§ Görev özeti 1:
Kırşehir'deki eski gecelere dair metne göre, Hirfanlı Barajı'ndan Kırşehir'e ilk elektrik hangi yıl verildi?
§ Görev özeti 2:
Kayıtlarda "data-point <box>721 299 726 304</box>" ifadesini içeren satırdan başlayıp "data-point <box>311 81 316 86</box>" ifadesini içeren satırda durarak, iki uç satır da dahil olmak üzere bu satırları hiçbir değişiklik yapmadan yeniden yazın.

KIRŞEHİR'DE GECELER SAAT 24.00'TE BİTERDİ

Gece saat 24.00'te radyonun yayın saati bitince şehre elektrik veren jeneratörler de stop ettirilirdi. Bu saatten sonra bütün şehir koyu bir karanlığa gömülürdü. Önceleri şimdiki Medrese Caddesi'nin geçtiği yerde faaliyet gösteren, sonradan Terme Caddesi'ndeki soğuk hava deposunun yanına taşınan “Ganz” marka dizel motorlu jeneratörleri Kayserili Mustafendi ile elektrikçi Osman Demirel (Semih Aktan'ın dedesi) uzun yıllar çalıştırdılar. Hele zaman zaman yatak yakan jeneratörler yataklar başka yerde yeniden dökülüp gelinceye kadar şehir günlerce elektriksiz kalırdı. Jeneratörler böylece Hirfanlı Barajı'ndan Kırşehir'e ilk elektriğin verildiği 1965 yılına kadar hizmet ettikten sonra Çorumlular'a satıldı. Normal elektrik enerjisinin özlemini çeken Kırşehir halkı aydınlanmak bir yana o zaman “frijider” denilen soğutucu cihazları kullanmaktan da mahrum kaldı. Jeneratörlerin günlük çalışması sona erip sokak lâmbalarının sönmesinden sonra başlayan zifirî karanlıkla birlikte şehirde hayat da biterdi. Elektriğin kesildiği geç saatlerde aileler gemici fenerinin ışığında rahatça ev gezmeleri yaparlardı. Bu nedenle her evde mutlaka gemici feneri bulunurdu. Benim de çalışma odamda eski günlerin anılarını yaşatan küçük bir gemici fenerim var. 
LÂMBANIN KÖR IŞIĞINDA DERS ÇALIŞIRDIK 
Şişeleri 5-7-14 numara büyüklükteki lâmbalara yakıt olarak gaz bulmak da savaşın yol açtığı sıkıntılar yüzünden büyük bir sorundu. Vesikaya tâbi olduğundan gaz bulamayan dar gelirli aileler tenekeden yapılmış, haznesine yakıt olarak bezir yağı doldurulmuş, “çıra” denilen koni şeklindeki basit aydınlatma aracını kullanmak zorunda kalırlardı. Tepesinden içine sarkıtılmış yuvarlak fitil yakılarak kullanılan çırayı tutuşturmak için çakmak henüz yaygınlaşmadığından “çalma” dediğimiz kibriti de çoğu kez bulamaz, sık sık komşulardan istemek zorunda kalırdık. Lâmbaların en güzeli de ayaklı olanlardı. Ayaklı lâmbalar lüks eşyadan sayılırdı ve gelin gidecek kızların çeyizleri arasına ayaklı lâmba koyma âdeti vardı. Ayaklı lâmbaların bir iyi tarafı da biraz yüksekten ışık verdiği için elektrik olmadığı zaman altında rahat ders çalışmaya uygun olmasıydı.

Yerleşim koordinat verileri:

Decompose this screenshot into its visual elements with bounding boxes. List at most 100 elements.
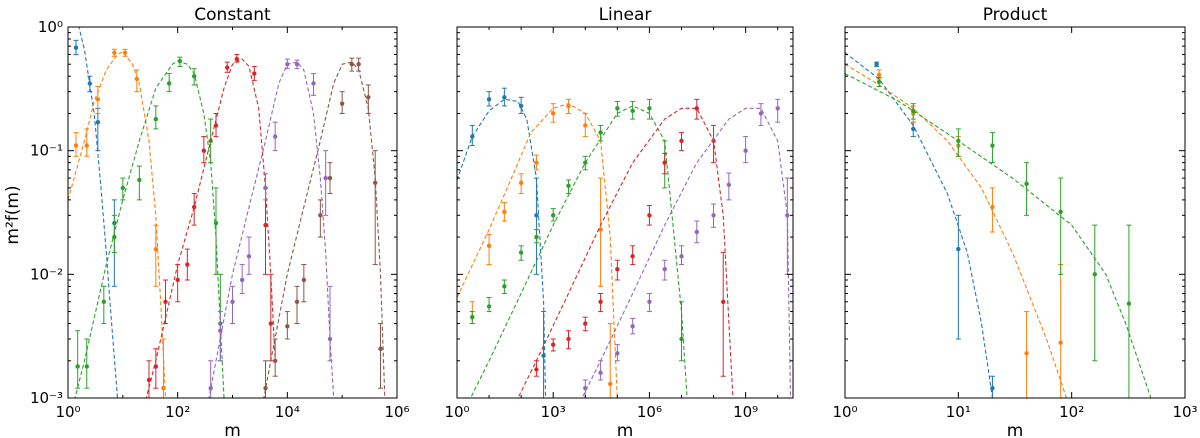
data-point <box>721 299 726 304</box>
data-point <box>785 213 790 218</box>
plot-frame <box>844 26 1186 399</box>
series-line <box>845 73 1152 398</box>
data-point <box>213 220 219 226</box>
y-tick-label: 10⁻¹ <box>30 142 63 160</box>
data-point <box>372 180 378 185</box>
series-line <box>145 58 276 398</box>
plot-area <box>457 87 792 398</box>
data-point <box>285 62 290 67</box>
data-point <box>185 262 190 267</box>
data-point <box>679 254 684 259</box>
data-point <box>311 81 316 86</box>
panel-title: Linear <box>599 5 652 25</box>
x-tick-label: 10¹ <box>946 403 971 421</box>
data-point <box>551 111 556 116</box>
data-point <box>502 284 507 289</box>
data-point <box>630 108 635 114</box>
data-point <box>598 227 603 232</box>
plot-frame <box>456 26 794 399</box>
data-point <box>583 160 588 165</box>
data-point <box>230 299 235 304</box>
series-4 <box>517 98 734 398</box>
data-point <box>583 321 588 326</box>
data-point <box>534 213 539 218</box>
x-tick-label: 10⁰ <box>55 403 80 421</box>
data-point <box>161 386 166 391</box>
data-point <box>758 111 764 116</box>
x-axis-label: m <box>224 421 241 438</box>
series-2 <box>457 98 618 398</box>
data-point <box>694 106 699 111</box>
data-point <box>874 62 879 67</box>
data-point <box>662 267 667 272</box>
data-point <box>1126 301 1132 306</box>
series-5 <box>208 58 335 398</box>
data-point <box>876 72 882 78</box>
data-point <box>608 381 613 387</box>
series-5 <box>581 98 792 398</box>
data-point <box>339 101 345 106</box>
data-point <box>224 65 230 70</box>
data-point <box>911 126 916 132</box>
series-6 <box>263 57 386 398</box>
data-point <box>95 97 101 102</box>
data-point <box>191 204 197 210</box>
data-point <box>301 277 307 283</box>
data-point <box>726 182 732 187</box>
ticks <box>456 26 793 399</box>
series-line <box>263 61 386 398</box>
data-point <box>911 108 916 114</box>
series-line <box>457 98 547 398</box>
x-tick-label: 10⁰ <box>832 403 857 421</box>
series-line <box>845 52 994 398</box>
panel-product: Product m 10⁰ 10¹ 10² 10³ <box>832 5 1197 438</box>
plot-frame <box>67 26 398 399</box>
panel-constant: Constant m 10⁰ 10² 10⁴ 10⁶ 10⁻³ 10⁻² 10⁻¹ 10⁰ <box>30 5 410 438</box>
data-point <box>252 71 257 76</box>
data-point <box>583 386 588 391</box>
data-point <box>75 364 80 369</box>
data-point <box>73 143 79 148</box>
series-line <box>470 105 688 398</box>
data-point <box>502 95 507 100</box>
data-point <box>153 116 159 122</box>
data-point <box>534 367 539 372</box>
data-point <box>694 229 699 235</box>
data-point <box>272 134 278 139</box>
data-point <box>285 324 290 329</box>
series-line <box>208 61 335 398</box>
x-tick-label: 10⁹ <box>733 403 758 421</box>
data-point <box>775 106 780 111</box>
data-point <box>502 209 507 215</box>
x-tick-label: 10² <box>165 403 190 421</box>
data-point <box>175 277 180 283</box>
data-point <box>378 346 383 351</box>
x-tick-label: 10⁴ <box>275 403 300 421</box>
data-point <box>956 246 961 252</box>
data-point <box>272 358 278 363</box>
data-point <box>263 222 268 228</box>
series-3 <box>845 73 1152 398</box>
data-point <box>615 106 620 111</box>
data-point <box>679 138 684 144</box>
data-point <box>177 58 183 64</box>
data-point <box>356 62 361 67</box>
data-point <box>615 351 620 356</box>
data-point <box>1058 209 1063 215</box>
series-1 <box>845 52 995 398</box>
data-point <box>263 386 268 391</box>
data-point <box>208 386 213 391</box>
y-axis-label: m²f(m) <box>3 185 23 244</box>
data-point <box>711 138 716 144</box>
data-point <box>73 45 79 50</box>
data-point <box>876 79 882 85</box>
data-point <box>112 234 117 240</box>
data-point <box>213 123 219 128</box>
x-tick-label: 10⁶ <box>384 403 409 421</box>
data-point <box>234 56 240 62</box>
data-point <box>518 250 524 255</box>
data-point <box>647 106 652 111</box>
x-tick-label: 10⁰ <box>444 403 469 421</box>
data-point <box>486 304 492 309</box>
series-line <box>457 103 618 398</box>
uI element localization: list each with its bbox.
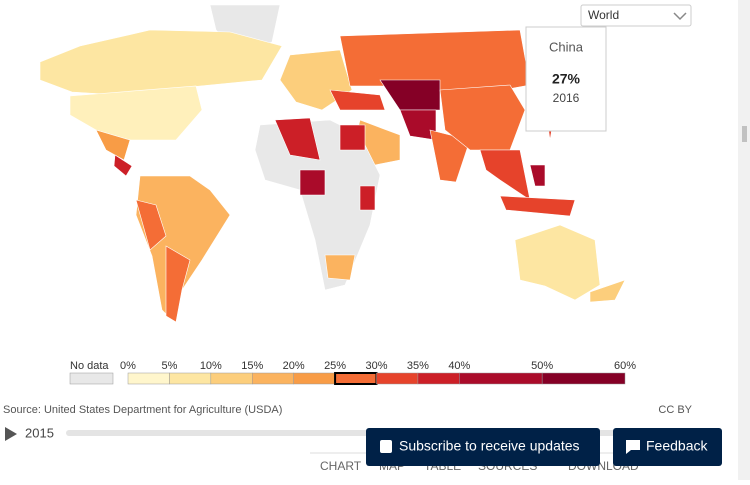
legend-tick-label: 50% [531,360,553,372]
egypt [339,124,366,151]
central-america [113,154,133,177]
legend-bin [252,372,294,385]
legend-tick-label: 35% [407,360,429,372]
feedback-label[interactable]: Feedback [646,438,708,454]
legend-tick-label: 60% [614,360,636,372]
legend-bin [334,372,378,385]
legend-tick-label: 40% [448,360,470,372]
philippines [529,164,546,187]
legend-tick-label: 30% [365,360,387,372]
tooltip-value: 27% [552,71,581,87]
legend-tick-label: 15% [241,360,263,372]
legend-tick-label: 0% [120,360,136,372]
legend-tick-label: 20% [283,360,305,372]
tooltip-box [525,26,607,132]
legend-bin [541,372,626,385]
nigeria [299,169,326,196]
iran-pakistan [399,109,437,141]
dropdown-box[interactable] [580,4,692,27]
turkey [329,89,386,111]
legend-bin [210,372,253,385]
feedback-box[interactable] [613,428,722,466]
source: Source: United States Department for Agr… [3,404,282,416]
southeast-asia [479,149,531,201]
license: CC BY [658,404,692,416]
australia [514,224,601,301]
tooltip-year: 2016 [553,91,580,105]
legend-tick-label: 5% [161,360,177,372]
legend-bin [376,372,419,385]
legend-bin [417,372,460,385]
tooltip-country: China [549,39,584,54]
kenya [359,185,376,211]
peru [135,199,167,251]
indonesia [499,195,576,217]
world-map [39,4,626,323]
kazakhstan [379,79,441,111]
tooltip: China 27% 2016 [525,26,607,132]
feedback-icon [626,440,640,454]
scrollbar-thumb[interactable] [742,126,747,142]
timeline-year: 2015 [25,425,54,440]
subscribe-icon [380,440,392,453]
legend-bin [169,372,212,385]
legend-bin [459,372,543,385]
legend: No data 0% 5% 10% 15% 20% 25% 30% 35% 40% 50% 60% [69,360,636,385]
dropdown-chevron [673,12,687,21]
play-button[interactable] [5,427,17,441]
feedback-button[interactable]: Feedback [613,428,722,466]
legend-bin [127,372,170,385]
argentina [165,245,191,323]
south-africa [324,254,356,281]
dropdown-label[interactable]: World [588,8,619,22]
subscribe-box[interactable] [366,428,600,466]
legend-bin [293,372,336,385]
subscribe-button[interactable]: Subscribe to receive updates [366,428,600,466]
new-zealand [589,279,626,303]
usa [69,85,203,141]
legend-tick-label: 25% [324,360,346,372]
mexico [95,129,131,161]
legend-tick-label: 10% [200,360,222,372]
region-selector[interactable]: World [580,4,692,27]
tab[interactable]: CHART [320,459,362,473]
algeria [274,117,321,161]
no-data-label: No data [70,360,109,372]
scrollbar[interactable] [738,0,750,480]
subscribe-label[interactable]: Subscribe to receive updates [399,438,580,454]
canada [39,29,283,96]
no-data-swatch [69,372,114,385]
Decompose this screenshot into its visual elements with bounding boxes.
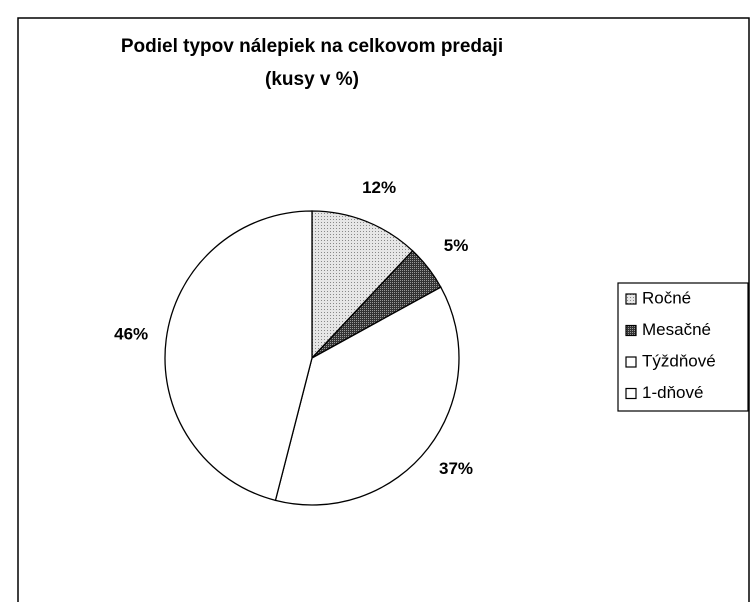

§ Yazılı yanıt 1:
1965 yılında.

§ Yazılı yanıt 2:
data-point <box>721 299 726 304</box>
data-point <box>785 213 790 218</box>
plot-frame <box>844 26 1186 399</box>
series-line <box>845 73 1152 398</box>
data-point <box>213 220 219 226</box>
y-tick-label: 10⁻¹ <box>30 142 63 160</box>
data-point <box>372 180 378 185</box>
series-line <box>145 58 276 398</box>
plot-area <box>457 87 792 398</box>
data-point <box>285 62 290 67</box>
data-point <box>185 262 190 267</box>
data-point <box>679 254 684 259</box>
data-point <box>311 81 316 86</box>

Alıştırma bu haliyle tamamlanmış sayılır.